Rows from a figure dataset
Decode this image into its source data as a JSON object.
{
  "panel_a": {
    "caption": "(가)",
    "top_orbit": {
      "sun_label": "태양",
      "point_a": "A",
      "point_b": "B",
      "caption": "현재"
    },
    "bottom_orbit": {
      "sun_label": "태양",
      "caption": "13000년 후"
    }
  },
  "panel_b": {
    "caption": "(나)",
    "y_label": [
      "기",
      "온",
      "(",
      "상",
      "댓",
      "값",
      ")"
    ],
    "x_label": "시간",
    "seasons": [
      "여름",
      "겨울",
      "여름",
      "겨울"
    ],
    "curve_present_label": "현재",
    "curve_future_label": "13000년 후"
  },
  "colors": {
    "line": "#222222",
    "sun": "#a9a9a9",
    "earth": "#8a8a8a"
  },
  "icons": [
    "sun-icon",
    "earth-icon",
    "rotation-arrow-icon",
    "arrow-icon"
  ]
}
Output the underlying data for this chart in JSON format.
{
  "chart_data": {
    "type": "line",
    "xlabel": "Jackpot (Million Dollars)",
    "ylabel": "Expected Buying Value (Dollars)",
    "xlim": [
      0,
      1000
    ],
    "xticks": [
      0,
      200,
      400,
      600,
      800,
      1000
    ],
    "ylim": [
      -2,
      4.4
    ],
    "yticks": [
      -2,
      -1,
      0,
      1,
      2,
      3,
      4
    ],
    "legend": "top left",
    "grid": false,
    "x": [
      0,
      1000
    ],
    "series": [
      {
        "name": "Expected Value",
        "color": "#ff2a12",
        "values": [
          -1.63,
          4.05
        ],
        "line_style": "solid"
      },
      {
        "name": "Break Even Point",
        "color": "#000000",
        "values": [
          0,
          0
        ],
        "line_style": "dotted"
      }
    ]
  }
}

- WHAT TO DO: In the records above, find each line holding "Dollars" and copy it.

- THE RESPONSE:
    "xlabel": "Jackpot (Million Dollars)",
    "ylabel": "Expected Buying Value (Dollars)",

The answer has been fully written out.